(WHAT YOU NEED TO DO)
Among the entries, which lines carry the string "icon"? Copy each of them.

** begin ENTRIES SHOWN **

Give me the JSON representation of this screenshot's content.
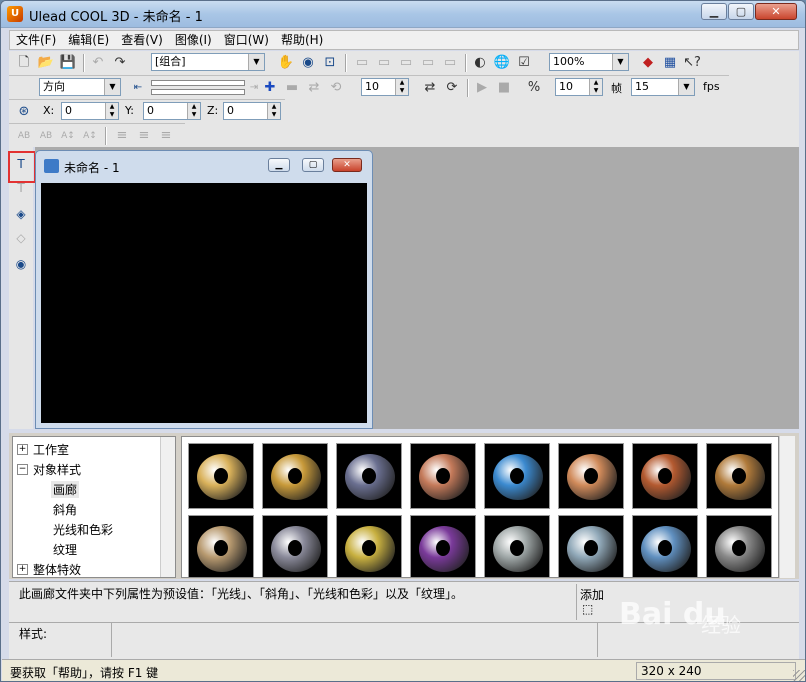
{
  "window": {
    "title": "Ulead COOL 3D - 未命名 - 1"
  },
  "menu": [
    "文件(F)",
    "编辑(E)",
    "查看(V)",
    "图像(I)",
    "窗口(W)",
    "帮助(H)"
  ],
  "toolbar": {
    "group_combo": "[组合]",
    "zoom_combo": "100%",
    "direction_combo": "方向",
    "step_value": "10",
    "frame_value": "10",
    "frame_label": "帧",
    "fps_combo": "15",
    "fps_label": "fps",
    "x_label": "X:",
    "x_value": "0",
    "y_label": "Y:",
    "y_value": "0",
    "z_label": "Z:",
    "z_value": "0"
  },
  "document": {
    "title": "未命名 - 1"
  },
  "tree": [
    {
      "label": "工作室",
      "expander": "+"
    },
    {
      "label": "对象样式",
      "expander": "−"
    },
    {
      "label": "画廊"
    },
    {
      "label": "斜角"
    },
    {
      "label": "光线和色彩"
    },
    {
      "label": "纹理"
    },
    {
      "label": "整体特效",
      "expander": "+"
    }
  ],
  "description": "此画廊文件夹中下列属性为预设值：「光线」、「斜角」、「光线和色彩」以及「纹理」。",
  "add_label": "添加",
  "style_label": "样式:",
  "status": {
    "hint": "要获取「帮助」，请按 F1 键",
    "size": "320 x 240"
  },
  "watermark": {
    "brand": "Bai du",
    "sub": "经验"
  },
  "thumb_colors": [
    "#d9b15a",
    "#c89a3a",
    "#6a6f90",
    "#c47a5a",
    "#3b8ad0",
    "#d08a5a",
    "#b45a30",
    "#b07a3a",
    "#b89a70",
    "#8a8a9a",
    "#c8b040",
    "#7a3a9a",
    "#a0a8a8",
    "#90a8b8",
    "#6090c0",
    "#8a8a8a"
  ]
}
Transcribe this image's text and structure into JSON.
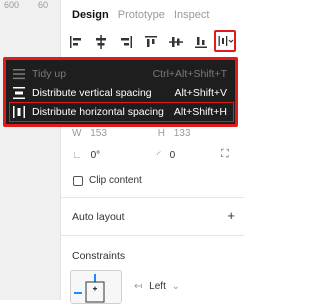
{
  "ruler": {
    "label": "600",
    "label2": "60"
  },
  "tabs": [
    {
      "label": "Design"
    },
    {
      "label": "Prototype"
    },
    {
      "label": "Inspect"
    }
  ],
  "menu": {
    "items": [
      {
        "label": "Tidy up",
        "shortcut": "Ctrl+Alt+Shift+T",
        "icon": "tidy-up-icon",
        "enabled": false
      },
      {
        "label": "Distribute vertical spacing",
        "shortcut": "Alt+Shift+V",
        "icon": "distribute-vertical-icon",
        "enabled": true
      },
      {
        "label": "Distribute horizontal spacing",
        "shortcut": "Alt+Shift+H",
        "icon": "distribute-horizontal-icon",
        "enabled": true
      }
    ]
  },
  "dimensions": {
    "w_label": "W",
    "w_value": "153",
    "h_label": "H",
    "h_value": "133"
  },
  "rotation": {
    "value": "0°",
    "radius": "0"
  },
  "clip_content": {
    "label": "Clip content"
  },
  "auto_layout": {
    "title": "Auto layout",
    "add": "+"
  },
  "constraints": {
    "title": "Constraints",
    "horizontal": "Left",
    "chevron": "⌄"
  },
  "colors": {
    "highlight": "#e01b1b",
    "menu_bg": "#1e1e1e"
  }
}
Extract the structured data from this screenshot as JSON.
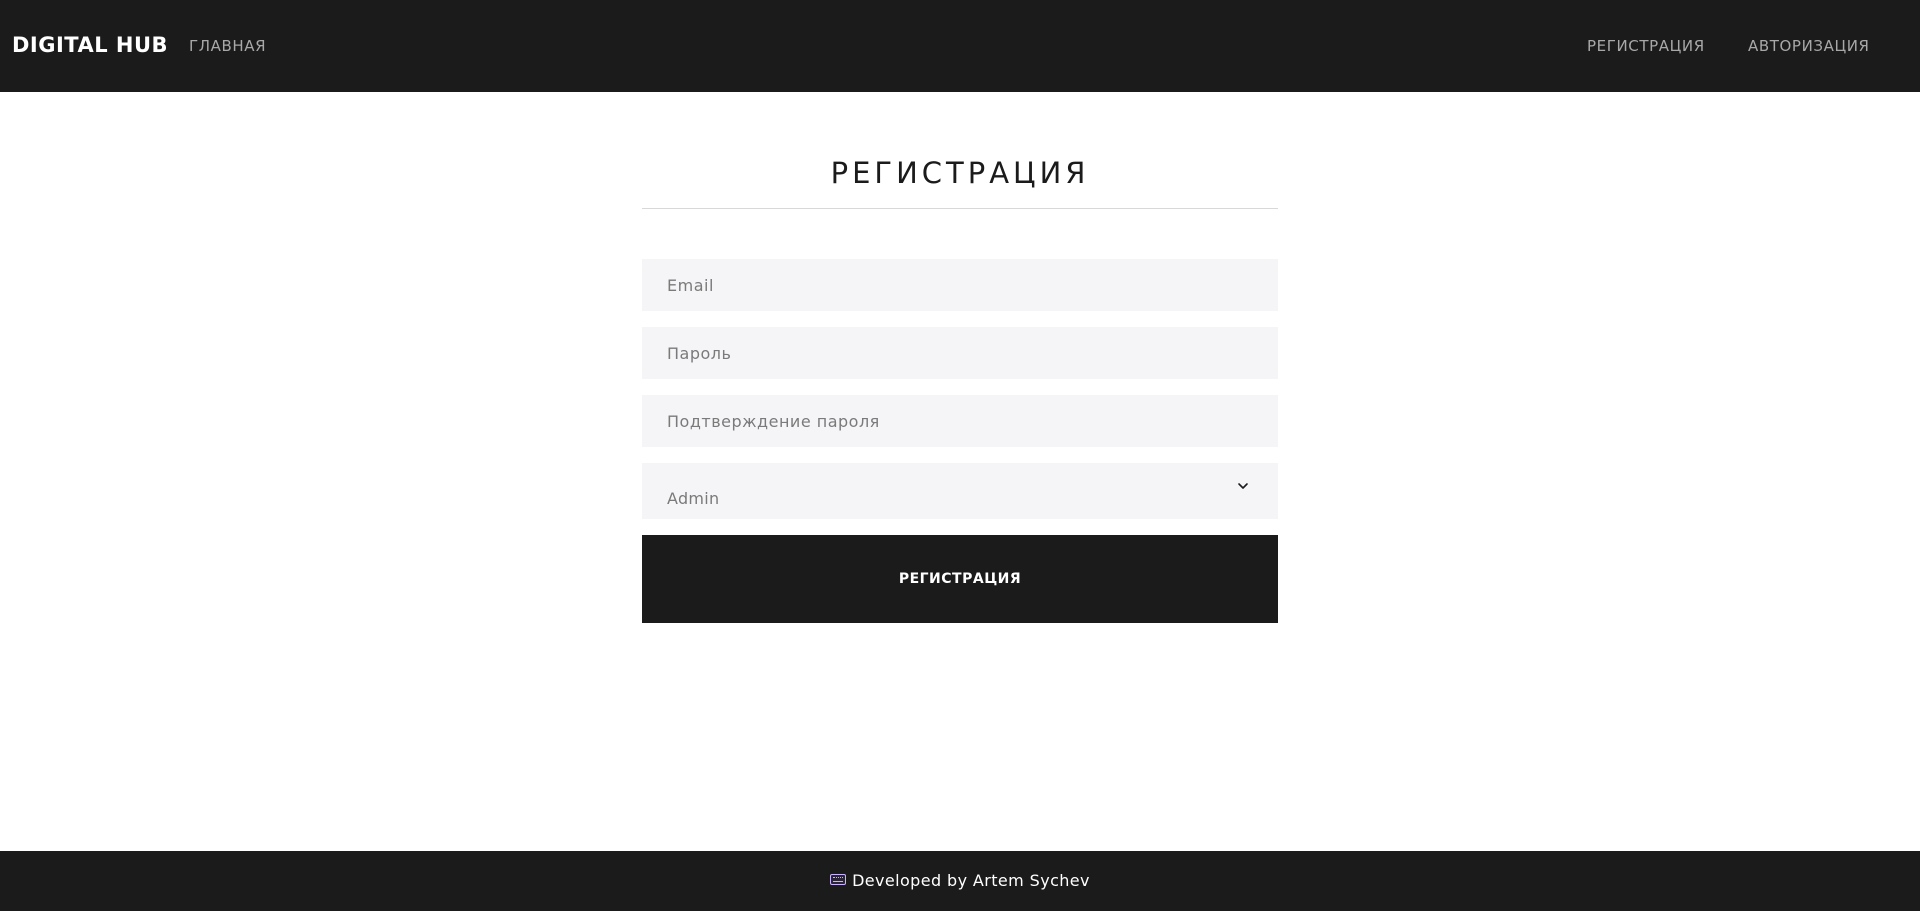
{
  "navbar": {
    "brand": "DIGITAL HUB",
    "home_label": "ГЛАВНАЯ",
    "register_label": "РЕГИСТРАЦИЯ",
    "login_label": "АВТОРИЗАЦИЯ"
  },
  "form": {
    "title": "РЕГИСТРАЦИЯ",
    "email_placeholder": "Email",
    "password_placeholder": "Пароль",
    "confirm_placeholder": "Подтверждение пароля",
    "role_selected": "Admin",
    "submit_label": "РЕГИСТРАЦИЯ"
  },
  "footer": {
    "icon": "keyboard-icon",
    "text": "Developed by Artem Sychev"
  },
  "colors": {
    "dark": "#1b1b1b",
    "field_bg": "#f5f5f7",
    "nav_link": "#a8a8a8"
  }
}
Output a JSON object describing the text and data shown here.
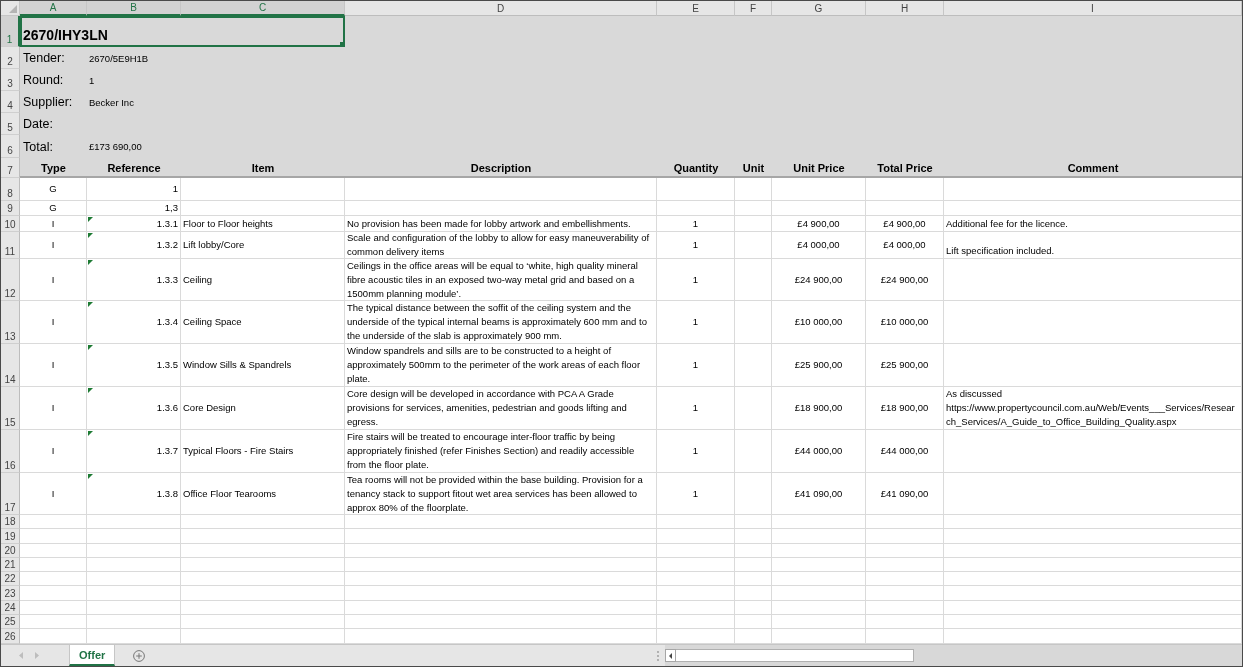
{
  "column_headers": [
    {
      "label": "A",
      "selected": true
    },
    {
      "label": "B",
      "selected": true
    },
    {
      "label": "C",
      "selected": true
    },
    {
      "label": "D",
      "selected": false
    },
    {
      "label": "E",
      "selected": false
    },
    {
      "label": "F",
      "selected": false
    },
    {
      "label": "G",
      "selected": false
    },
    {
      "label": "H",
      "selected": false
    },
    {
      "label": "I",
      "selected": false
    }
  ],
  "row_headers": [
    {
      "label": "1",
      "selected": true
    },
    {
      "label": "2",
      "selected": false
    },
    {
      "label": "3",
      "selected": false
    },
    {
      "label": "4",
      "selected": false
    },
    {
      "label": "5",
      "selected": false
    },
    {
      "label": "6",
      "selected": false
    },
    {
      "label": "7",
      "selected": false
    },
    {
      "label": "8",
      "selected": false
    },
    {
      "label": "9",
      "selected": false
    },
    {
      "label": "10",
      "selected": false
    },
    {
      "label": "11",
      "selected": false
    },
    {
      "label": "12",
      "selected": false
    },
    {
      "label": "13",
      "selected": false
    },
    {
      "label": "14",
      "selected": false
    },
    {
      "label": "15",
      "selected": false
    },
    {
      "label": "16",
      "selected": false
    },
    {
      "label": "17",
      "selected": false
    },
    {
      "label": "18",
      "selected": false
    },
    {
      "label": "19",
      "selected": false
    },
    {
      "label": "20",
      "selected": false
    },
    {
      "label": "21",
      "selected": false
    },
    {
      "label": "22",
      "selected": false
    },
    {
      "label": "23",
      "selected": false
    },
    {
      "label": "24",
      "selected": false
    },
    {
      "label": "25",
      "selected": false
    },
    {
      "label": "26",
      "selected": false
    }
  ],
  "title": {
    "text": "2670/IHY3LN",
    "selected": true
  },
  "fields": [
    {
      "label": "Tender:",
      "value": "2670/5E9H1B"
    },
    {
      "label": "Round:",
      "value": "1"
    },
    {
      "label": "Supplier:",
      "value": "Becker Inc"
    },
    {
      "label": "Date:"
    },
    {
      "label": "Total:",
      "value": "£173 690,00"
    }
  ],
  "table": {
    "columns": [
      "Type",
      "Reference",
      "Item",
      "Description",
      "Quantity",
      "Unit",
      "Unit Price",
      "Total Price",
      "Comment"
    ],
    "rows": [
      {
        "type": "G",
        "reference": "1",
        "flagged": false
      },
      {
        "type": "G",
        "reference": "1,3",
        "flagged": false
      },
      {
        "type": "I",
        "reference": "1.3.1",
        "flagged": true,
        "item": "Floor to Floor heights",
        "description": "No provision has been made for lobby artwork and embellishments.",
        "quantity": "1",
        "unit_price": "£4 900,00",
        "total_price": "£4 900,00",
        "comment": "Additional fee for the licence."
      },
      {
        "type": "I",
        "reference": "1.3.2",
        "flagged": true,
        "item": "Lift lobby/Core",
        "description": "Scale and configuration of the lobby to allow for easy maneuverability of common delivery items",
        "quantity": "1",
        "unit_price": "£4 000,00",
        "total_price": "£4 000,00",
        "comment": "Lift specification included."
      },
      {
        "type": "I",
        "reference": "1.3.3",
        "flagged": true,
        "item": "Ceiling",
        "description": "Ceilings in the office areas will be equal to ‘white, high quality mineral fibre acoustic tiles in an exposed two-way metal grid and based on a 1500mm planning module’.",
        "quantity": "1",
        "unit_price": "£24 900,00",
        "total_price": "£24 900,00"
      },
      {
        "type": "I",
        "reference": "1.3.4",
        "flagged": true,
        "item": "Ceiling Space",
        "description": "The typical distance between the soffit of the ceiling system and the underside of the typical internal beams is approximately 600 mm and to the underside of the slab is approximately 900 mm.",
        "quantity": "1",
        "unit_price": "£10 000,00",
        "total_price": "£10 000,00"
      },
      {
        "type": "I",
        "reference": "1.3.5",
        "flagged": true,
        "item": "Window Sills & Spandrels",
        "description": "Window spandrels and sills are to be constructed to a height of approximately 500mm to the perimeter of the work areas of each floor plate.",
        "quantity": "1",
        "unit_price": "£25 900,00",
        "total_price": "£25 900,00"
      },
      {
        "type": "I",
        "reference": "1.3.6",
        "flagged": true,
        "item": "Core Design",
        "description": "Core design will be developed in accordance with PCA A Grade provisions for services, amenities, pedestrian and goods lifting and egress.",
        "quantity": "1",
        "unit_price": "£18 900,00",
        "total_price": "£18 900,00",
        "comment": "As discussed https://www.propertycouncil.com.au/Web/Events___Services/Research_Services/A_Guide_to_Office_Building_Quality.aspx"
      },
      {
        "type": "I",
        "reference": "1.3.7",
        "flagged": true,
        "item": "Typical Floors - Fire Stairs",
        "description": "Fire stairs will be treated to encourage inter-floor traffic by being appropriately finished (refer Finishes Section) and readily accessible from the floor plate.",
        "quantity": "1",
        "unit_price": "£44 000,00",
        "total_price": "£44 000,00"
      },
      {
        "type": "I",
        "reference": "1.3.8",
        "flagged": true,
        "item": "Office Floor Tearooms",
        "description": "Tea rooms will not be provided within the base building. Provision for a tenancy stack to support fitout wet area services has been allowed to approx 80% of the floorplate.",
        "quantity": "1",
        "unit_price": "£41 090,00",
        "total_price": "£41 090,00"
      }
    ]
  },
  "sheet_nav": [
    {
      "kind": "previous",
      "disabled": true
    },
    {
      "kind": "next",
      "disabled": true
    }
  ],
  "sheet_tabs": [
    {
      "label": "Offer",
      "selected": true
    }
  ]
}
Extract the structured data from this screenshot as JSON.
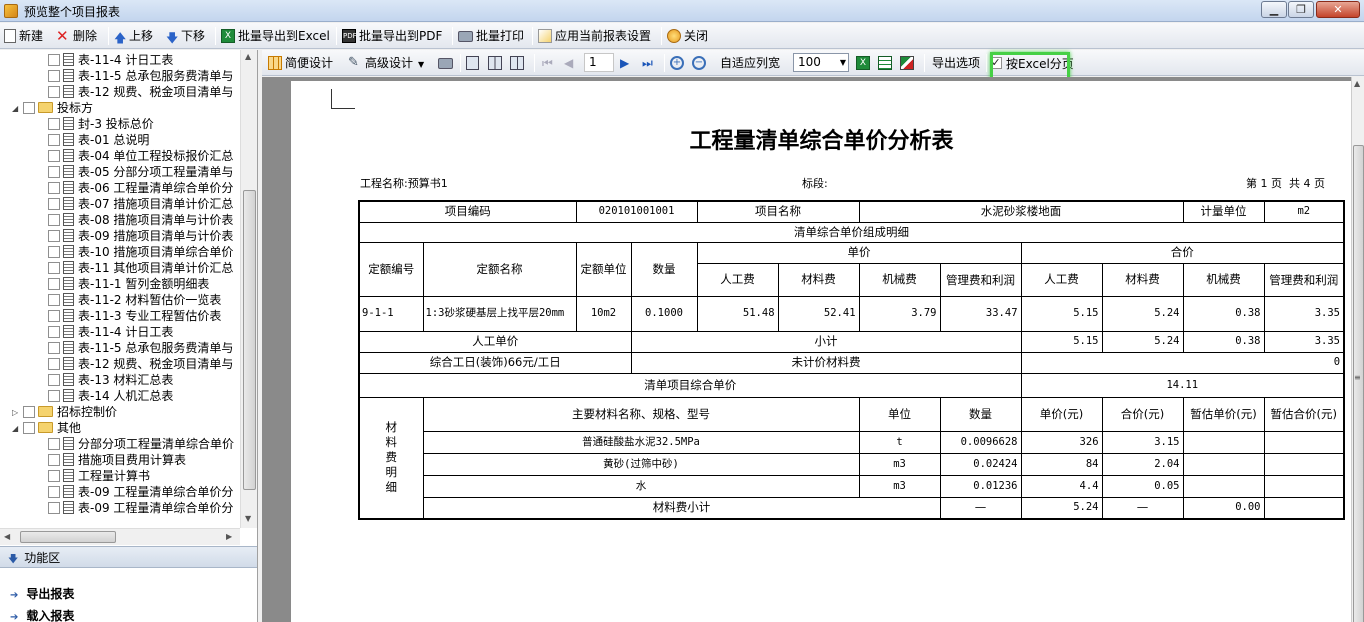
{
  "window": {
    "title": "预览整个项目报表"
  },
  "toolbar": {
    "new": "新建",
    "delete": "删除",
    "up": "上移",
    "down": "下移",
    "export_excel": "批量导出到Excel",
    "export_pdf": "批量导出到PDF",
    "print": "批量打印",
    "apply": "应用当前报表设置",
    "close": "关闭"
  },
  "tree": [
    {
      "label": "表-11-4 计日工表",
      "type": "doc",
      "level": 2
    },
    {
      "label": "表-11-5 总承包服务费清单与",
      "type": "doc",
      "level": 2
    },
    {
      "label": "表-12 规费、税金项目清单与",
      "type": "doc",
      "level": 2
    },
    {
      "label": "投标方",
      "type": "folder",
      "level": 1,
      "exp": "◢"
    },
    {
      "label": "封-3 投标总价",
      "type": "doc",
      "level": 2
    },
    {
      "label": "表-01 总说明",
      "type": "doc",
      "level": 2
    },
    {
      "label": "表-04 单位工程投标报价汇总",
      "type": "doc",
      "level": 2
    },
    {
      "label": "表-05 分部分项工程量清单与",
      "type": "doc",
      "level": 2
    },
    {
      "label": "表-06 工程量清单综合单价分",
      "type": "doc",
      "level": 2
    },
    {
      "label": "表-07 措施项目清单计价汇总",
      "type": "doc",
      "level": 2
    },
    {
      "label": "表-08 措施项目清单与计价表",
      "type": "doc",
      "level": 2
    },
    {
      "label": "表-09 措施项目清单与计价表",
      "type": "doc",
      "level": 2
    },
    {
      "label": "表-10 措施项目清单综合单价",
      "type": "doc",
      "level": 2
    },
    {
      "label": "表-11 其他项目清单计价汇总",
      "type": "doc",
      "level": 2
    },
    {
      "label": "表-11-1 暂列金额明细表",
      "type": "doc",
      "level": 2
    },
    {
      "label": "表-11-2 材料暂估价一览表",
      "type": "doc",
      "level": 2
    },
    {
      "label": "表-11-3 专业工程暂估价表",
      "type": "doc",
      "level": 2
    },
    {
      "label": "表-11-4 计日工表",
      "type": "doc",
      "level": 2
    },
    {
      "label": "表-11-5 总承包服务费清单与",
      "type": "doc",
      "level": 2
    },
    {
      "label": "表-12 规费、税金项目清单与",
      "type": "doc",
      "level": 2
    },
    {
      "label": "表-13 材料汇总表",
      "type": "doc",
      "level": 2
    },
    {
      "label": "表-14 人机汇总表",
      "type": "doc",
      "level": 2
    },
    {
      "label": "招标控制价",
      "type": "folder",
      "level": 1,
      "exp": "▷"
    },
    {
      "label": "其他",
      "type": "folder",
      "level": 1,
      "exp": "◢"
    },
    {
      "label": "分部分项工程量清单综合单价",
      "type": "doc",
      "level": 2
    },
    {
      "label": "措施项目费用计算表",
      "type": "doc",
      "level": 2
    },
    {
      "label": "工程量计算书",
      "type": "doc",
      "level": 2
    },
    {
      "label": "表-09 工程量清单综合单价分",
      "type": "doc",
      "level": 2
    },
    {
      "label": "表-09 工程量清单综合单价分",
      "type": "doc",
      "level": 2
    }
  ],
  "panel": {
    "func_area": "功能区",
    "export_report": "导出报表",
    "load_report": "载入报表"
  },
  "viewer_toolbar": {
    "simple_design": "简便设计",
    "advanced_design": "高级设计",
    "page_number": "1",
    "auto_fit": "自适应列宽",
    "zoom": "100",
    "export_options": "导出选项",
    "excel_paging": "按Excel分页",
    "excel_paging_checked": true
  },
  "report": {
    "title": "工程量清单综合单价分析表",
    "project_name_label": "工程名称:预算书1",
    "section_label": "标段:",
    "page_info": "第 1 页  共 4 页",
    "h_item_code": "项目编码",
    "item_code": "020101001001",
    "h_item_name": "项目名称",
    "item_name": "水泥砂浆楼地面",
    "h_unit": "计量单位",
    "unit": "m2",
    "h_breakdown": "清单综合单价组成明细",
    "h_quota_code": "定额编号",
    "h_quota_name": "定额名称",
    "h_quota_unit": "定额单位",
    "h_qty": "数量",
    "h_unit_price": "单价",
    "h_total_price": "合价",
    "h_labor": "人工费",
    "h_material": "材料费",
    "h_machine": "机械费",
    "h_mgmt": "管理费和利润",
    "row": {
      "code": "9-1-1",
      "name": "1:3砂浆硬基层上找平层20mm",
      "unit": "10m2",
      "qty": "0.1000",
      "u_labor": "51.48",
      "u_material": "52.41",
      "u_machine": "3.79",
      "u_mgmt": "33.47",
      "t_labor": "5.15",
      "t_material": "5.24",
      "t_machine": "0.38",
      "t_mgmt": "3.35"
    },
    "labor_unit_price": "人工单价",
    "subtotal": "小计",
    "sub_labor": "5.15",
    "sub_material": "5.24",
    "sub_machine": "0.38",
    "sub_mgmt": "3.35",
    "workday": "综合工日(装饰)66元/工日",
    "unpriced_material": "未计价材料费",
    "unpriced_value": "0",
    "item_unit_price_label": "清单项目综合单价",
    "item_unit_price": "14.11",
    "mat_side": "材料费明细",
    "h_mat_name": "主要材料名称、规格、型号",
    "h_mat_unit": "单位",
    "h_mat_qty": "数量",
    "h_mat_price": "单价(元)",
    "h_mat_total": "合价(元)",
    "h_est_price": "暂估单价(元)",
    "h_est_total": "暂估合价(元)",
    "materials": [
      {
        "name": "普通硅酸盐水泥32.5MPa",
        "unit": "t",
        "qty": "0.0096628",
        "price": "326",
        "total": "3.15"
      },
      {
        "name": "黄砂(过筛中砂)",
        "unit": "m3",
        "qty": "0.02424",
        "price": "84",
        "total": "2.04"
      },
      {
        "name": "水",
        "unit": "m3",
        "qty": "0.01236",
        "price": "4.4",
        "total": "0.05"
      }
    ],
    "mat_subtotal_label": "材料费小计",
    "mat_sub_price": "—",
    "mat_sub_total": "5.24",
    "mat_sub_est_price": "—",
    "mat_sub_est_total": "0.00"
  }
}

** end ENTRIES SHOWN **

(EXPECTED ANSWER)
        "icon": "tidy-up-icon",
        "icon": "distribute-vertical-icon",
        "icon": "distribute-horizontal-icon",
    "icon": "keyboard-icon",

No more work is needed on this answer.